* Given problem
Read the records and write them out again exactly.

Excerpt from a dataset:
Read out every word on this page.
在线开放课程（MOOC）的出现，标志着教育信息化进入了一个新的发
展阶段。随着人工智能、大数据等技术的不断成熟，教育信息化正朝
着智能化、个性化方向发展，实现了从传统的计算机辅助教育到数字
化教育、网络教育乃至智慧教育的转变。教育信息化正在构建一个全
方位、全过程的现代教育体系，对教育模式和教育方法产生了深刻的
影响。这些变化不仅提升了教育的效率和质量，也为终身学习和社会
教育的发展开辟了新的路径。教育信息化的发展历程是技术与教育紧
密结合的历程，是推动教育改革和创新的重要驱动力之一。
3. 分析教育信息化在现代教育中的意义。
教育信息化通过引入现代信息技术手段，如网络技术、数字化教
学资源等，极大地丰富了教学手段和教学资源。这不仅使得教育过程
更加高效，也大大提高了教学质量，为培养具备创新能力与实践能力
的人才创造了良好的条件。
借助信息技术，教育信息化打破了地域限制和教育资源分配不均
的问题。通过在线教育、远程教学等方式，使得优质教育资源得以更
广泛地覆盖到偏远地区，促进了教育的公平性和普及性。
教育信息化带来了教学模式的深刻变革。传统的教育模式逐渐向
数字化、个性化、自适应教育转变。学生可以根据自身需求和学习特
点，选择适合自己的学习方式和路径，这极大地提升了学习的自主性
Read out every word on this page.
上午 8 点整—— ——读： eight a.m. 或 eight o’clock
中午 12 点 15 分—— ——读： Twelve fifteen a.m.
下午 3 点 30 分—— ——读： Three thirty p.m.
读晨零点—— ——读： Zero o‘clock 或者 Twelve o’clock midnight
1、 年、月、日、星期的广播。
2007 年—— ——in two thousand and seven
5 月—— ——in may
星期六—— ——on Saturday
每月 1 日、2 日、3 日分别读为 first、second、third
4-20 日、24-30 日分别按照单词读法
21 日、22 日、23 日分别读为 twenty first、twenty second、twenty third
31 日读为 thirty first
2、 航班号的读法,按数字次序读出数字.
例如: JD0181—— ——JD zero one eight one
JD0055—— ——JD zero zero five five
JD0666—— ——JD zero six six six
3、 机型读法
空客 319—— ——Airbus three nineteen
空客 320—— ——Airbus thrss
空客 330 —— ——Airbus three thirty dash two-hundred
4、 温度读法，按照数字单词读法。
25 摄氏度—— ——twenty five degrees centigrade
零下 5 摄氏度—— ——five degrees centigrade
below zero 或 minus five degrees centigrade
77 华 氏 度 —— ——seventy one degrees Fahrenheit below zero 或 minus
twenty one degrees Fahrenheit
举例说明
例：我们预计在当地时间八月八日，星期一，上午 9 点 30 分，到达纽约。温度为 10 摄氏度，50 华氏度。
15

* Task result
Read out every word on this page.
在线开放课程（MOOC）的出现，标志着教育信息化进入了一个新的发
展阶段。随着人工智能、大数据等技术的不断成熟，教育信息化正朝
着智能化、个性化方向发展，实现了从传统的计算机辅助教育到数字
化教育、网络教育乃至智慧教育的转变。教育信息化正在构建一个全
方位、全过程的现代教育体系，对教育模式和教育方法产生了深刻的
影响。这些变化不仅提升了教育的效率和质量，也为终身学习和社会
教育的发展开辟了新的路径。教育信息化的发展历程是技术与教育紧
密结合的历程，是推动教育改革和创新的重要驱动力之一。
3. 分析教育信息化在现代教育中的意义。
教育信息化通过引入现代信息技术手段，如网络技术、数字化教
学资源等，极大地丰富了教学手段和教学资源。这不仅使得教育过程
更加高效，也大大提高了教学质量，为培养具备创新能力与实践能力
的人才创造了良好的条件。
借助信息技术，教育信息化打破了地域限制和教育资源分配不均
的问题。通过在线教育、远程教学等方式，使得优质教育资源得以更
广泛地覆盖到偏远地区，促进了教育的公平性和普及性。
教育信息化带来了教学模式的深刻变革。传统的教育模式逐渐向
数字化、个性化、自适应教育转变。学生可以根据自身需求和学习特
点，选择适合自己的学习方式和路径，这极大地提升了学习的自主性
Read out every word on this page.
上午 8 点整—— ——读： eight a.m. 或 eight o’clock
中午 12 点 15 分—— ——读： Twelve fifteen a.m.
下午 3 点 30 分—— ——读： Three thirty p.m.
读晨零点—— ——读： Zero o‘clock 或者 Twelve o’clock midnight
1、 年、月、日、星期的广播。
2007 年—— ——in two thousand and seven
5 月—— ——in may
星期六—— ——on Saturday
每月 1 日、2 日、3 日分别读为 first、second、third
4-20 日、24-30 日分别按照单词读法
21 日、22 日、23 日分别读为 twenty first、twenty second、twenty third
31 日读为 thirty first
2、 航班号的读法,按数字次序读出数字.
例如: JD0181—— ——JD zero one eight one
JD0055—— ——JD zero zero five five
JD0666—— ——JD zero six six six
3、 机型读法
空客 319—— ——Airbus three nineteen
空客 320—— ——Airbus thrss
空客 330 —— ——Airbus three thirty dash two-hundred
4、 温度读法，按照数字单词读法。
25 摄氏度—— ——twenty five degrees centigrade
零下 5 摄氏度—— ——five degrees centigrade
below zero 或 minus five degrees centigrade
77 华 氏 度 —— ——seventy one degrees Fahrenheit below zero 或 minus
twenty one degrees Fahrenheit
举例说明
例：我们预计在当地时间八月八日，星期一，上午 9 点 30 分，到达纽约。温度为 10 摄氏度，50 华氏度。
15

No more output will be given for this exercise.